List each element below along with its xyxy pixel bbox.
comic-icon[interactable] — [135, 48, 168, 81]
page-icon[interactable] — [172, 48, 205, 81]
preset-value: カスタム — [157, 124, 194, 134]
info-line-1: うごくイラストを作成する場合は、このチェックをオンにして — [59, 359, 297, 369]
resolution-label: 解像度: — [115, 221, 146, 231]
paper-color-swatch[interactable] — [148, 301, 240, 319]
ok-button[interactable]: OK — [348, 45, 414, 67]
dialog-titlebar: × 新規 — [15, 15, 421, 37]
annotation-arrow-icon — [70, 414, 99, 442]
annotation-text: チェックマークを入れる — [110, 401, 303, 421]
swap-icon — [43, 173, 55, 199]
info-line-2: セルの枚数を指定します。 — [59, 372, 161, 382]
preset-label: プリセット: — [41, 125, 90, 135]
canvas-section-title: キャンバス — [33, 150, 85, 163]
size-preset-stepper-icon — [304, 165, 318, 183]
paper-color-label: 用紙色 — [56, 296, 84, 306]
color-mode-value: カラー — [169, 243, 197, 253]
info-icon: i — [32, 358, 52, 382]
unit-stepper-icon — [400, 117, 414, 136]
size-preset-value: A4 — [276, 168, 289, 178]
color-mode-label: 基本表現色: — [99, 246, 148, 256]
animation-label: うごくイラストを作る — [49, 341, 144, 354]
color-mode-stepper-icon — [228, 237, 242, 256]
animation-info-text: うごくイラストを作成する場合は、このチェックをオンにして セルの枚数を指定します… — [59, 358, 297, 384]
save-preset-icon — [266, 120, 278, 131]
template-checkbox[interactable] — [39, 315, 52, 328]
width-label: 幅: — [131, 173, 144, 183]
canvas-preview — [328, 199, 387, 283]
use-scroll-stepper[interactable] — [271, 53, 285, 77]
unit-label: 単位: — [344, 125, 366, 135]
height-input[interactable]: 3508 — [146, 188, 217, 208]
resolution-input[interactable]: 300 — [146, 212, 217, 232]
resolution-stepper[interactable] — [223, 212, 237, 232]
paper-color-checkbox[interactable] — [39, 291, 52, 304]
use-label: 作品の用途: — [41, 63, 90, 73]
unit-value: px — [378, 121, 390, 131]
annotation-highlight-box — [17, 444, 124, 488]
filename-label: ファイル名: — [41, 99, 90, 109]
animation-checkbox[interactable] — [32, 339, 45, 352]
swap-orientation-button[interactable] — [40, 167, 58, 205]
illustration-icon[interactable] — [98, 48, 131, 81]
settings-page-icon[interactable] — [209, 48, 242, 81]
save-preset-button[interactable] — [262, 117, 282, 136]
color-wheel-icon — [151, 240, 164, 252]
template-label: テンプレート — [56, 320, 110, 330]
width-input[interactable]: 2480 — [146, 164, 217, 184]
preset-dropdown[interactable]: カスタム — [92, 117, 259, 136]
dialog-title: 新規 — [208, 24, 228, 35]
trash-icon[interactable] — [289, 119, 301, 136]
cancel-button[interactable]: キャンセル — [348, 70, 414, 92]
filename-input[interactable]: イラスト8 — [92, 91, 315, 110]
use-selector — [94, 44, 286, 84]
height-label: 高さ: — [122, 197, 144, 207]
============
### Task brief:
Collect every line of the entries that contains the string "カスタム".

### Solved problem:
preset-value: カスタム — [157, 124, 194, 134]
preset-dropdown[interactable]: カスタム — [92, 117, 259, 136]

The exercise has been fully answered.